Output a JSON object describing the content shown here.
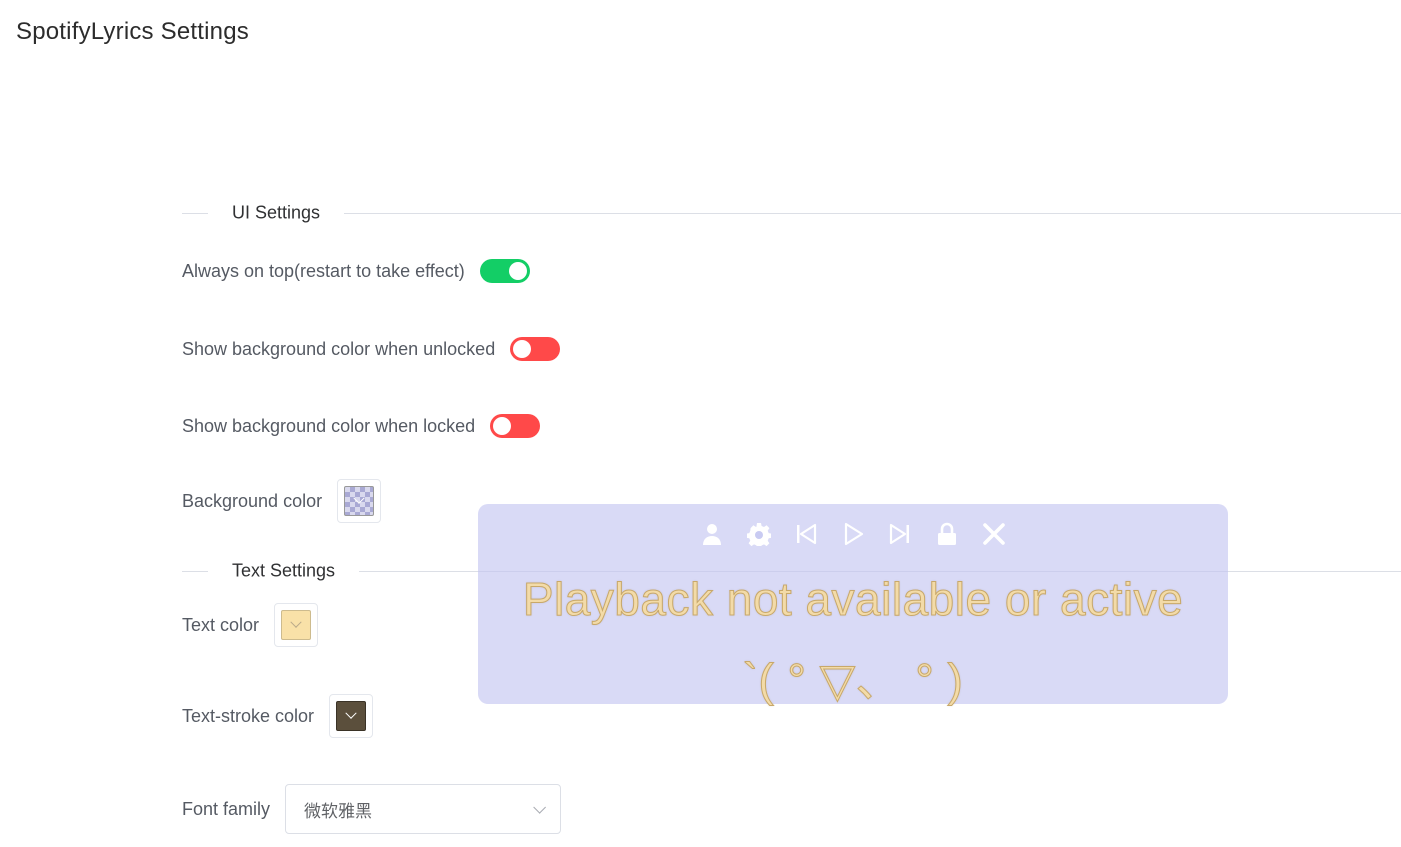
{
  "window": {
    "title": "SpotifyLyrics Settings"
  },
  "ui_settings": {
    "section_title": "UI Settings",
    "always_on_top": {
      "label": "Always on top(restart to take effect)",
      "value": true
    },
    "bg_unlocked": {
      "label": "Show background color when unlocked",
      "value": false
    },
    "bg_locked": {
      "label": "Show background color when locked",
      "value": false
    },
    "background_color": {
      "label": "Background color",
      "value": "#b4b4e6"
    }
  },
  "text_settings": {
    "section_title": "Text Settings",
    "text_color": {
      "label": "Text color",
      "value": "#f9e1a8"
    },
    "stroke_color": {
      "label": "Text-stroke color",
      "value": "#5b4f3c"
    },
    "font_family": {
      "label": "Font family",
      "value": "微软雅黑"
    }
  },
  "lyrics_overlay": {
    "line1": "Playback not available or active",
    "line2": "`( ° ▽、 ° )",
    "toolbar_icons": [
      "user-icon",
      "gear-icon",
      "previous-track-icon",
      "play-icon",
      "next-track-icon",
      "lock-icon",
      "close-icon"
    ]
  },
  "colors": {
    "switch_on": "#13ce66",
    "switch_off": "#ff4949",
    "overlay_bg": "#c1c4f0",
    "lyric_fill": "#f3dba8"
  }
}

• • • • • • •

#### [Instructions to follow]
Skip the pictures and print each record exactly as it stands.

#### [Written answer]
Output a JSON object describing the content shown here.
{
  "window": {
    "title": "SpotifyLyrics Settings"
  },
  "ui_settings": {
    "section_title": "UI Settings",
    "always_on_top": {
      "label": "Always on top(restart to take effect)",
      "value": true
    },
    "bg_unlocked": {
      "label": "Show background color when unlocked",
      "value": false
    },
    "bg_locked": {
      "label": "Show background color when locked",
      "value": false
    },
    "background_color": {
      "label": "Background color",
      "value": "#b4b4e6"
    }
  },
  "text_settings": {
    "section_title": "Text Settings",
    "text_color": {
      "label": "Text color",
      "value": "#f9e1a8"
    },
    "stroke_color": {
      "label": "Text-stroke color",
      "value": "#5b4f3c"
    },
    "font_family": {
      "label": "Font family",
      "value": "微软雅黑"
    }
  },
  "lyrics_overlay": {
    "line1": "Playback not available or active",
    "line2": "`( ° ▽、 ° )",
    "toolbar_icons": [
      "user-icon",
      "gear-icon",
      "previous-track-icon",
      "play-icon",
      "next-track-icon",
      "lock-icon",
      "close-icon"
    ]
  },
  "colors": {
    "switch_on": "#13ce66",
    "switch_off": "#ff4949",
    "overlay_bg": "#c1c4f0",
    "lyric_fill": "#f3dba8"
  }
}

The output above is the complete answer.